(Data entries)
----
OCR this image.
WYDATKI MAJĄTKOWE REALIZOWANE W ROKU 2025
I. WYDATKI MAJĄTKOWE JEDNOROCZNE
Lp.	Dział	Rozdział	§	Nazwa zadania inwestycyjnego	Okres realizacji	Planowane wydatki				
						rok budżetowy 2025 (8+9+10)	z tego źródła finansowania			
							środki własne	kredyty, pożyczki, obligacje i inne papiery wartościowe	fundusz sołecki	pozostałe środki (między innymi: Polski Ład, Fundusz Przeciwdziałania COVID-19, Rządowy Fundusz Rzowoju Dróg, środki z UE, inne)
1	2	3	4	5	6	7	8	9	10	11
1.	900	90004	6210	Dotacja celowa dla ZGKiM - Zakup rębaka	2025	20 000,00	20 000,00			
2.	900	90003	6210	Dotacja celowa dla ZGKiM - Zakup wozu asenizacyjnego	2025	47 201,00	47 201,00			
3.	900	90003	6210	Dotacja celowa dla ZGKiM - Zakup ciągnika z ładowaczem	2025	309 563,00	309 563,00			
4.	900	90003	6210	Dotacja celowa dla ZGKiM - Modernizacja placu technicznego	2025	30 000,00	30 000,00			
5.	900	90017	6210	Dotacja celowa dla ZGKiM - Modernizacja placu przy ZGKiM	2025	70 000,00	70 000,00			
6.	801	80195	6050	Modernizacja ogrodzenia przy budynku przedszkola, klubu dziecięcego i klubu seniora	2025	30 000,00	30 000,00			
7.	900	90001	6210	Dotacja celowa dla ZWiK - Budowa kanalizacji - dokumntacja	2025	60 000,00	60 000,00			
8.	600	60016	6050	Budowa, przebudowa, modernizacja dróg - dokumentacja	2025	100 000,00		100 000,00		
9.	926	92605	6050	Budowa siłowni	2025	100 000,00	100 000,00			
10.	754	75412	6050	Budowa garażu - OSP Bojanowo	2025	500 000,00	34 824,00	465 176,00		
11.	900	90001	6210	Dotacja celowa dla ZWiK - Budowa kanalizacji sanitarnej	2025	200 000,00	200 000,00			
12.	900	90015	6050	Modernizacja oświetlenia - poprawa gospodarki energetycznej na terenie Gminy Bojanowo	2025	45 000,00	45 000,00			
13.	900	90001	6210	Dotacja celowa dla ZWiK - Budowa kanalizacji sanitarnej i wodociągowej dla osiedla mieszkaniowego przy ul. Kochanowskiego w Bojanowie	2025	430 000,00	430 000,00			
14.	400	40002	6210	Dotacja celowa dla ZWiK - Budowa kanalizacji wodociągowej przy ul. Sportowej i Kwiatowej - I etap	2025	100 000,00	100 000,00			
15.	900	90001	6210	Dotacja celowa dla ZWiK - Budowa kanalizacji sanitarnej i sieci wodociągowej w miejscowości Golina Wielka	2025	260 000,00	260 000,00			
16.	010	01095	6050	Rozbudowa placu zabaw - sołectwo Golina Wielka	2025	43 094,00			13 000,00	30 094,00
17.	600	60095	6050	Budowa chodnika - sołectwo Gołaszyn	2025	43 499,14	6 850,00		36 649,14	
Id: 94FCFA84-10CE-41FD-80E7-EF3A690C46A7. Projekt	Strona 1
----
◆ Exercise objective
Repeat every entry exactly, please.

◆ Problem solution
OCR this image.
WYDATKI MAJĄTKOWE REALIZOWANE W ROKU 2025
I. WYDATKI MAJĄTKOWE JEDNOROCZNE
Lp.	Dział	Rozdział	§	Nazwa zadania inwestycyjnego	Okres realizacji	Planowane wydatki				
						rok budżetowy 2025 (8+9+10)	z tego źródła finansowania			
							środki własne	kredyty, pożyczki, obligacje i inne papiery wartościowe	fundusz sołecki	pozostałe środki (między innymi: Polski Ład, Fundusz Przeciwdziałania COVID-19, Rządowy Fundusz Rzowoju Dróg, środki z UE, inne)
1	2	3	4	5	6	7	8	9	10	11
1.	900	90004	6210	Dotacja celowa dla ZGKiM - Zakup rębaka	2025	20 000,00	20 000,00			
2.	900	90003	6210	Dotacja celowa dla ZGKiM - Zakup wozu asenizacyjnego	2025	47 201,00	47 201,00			
3.	900	90003	6210	Dotacja celowa dla ZGKiM - Zakup ciągnika z ładowaczem	2025	309 563,00	309 563,00			
4.	900	90003	6210	Dotacja celowa dla ZGKiM - Modernizacja placu technicznego	2025	30 000,00	30 000,00			
5.	900	90017	6210	Dotacja celowa dla ZGKiM - Modernizacja placu przy ZGKiM	2025	70 000,00	70 000,00			
6.	801	80195	6050	Modernizacja ogrodzenia przy budynku przedszkola, klubu dziecięcego i klubu seniora	2025	30 000,00	30 000,00			
7.	900	90001	6210	Dotacja celowa dla ZWiK - Budowa kanalizacji - dokumntacja	2025	60 000,00	60 000,00			
8.	600	60016	6050	Budowa, przebudowa, modernizacja dróg - dokumentacja	2025	100 000,00		100 000,00		
9.	926	92605	6050	Budowa siłowni	2025	100 000,00	100 000,00			
10.	754	75412	6050	Budowa garażu - OSP Bojanowo	2025	500 000,00	34 824,00	465 176,00		
11.	900	90001	6210	Dotacja celowa dla ZWiK - Budowa kanalizacji sanitarnej	2025	200 000,00	200 000,00			
12.	900	90015	6050	Modernizacja oświetlenia - poprawa gospodarki energetycznej na terenie Gminy Bojanowo	2025	45 000,00	45 000,00			
13.	900	90001	6210	Dotacja celowa dla ZWiK - Budowa kanalizacji sanitarnej i wodociągowej dla osiedla mieszkaniowego przy ul. Kochanowskiego w Bojanowie	2025	430 000,00	430 000,00			
14.	400	40002	6210	Dotacja celowa dla ZWiK - Budowa kanalizacji wodociągowej przy ul. Sportowej i Kwiatowej - I etap	2025	100 000,00	100 000,00			
15.	900	90001	6210	Dotacja celowa dla ZWiK - Budowa kanalizacji sanitarnej i sieci wodociągowej w miejscowości Golina Wielka	2025	260 000,00	260 000,00			
16.	010	01095	6050	Rozbudowa placu zabaw - sołectwo Golina Wielka	2025	43 094,00			13 000,00	30 094,00
17.	600	60095	6050	Budowa chodnika - sołectwo Gołaszyn	2025	43 499,14	6 850,00		36 649,14	
Id: 94FCFA84-10CE-41FD-80E7-EF3A690C46A7. Projekt	Strona 1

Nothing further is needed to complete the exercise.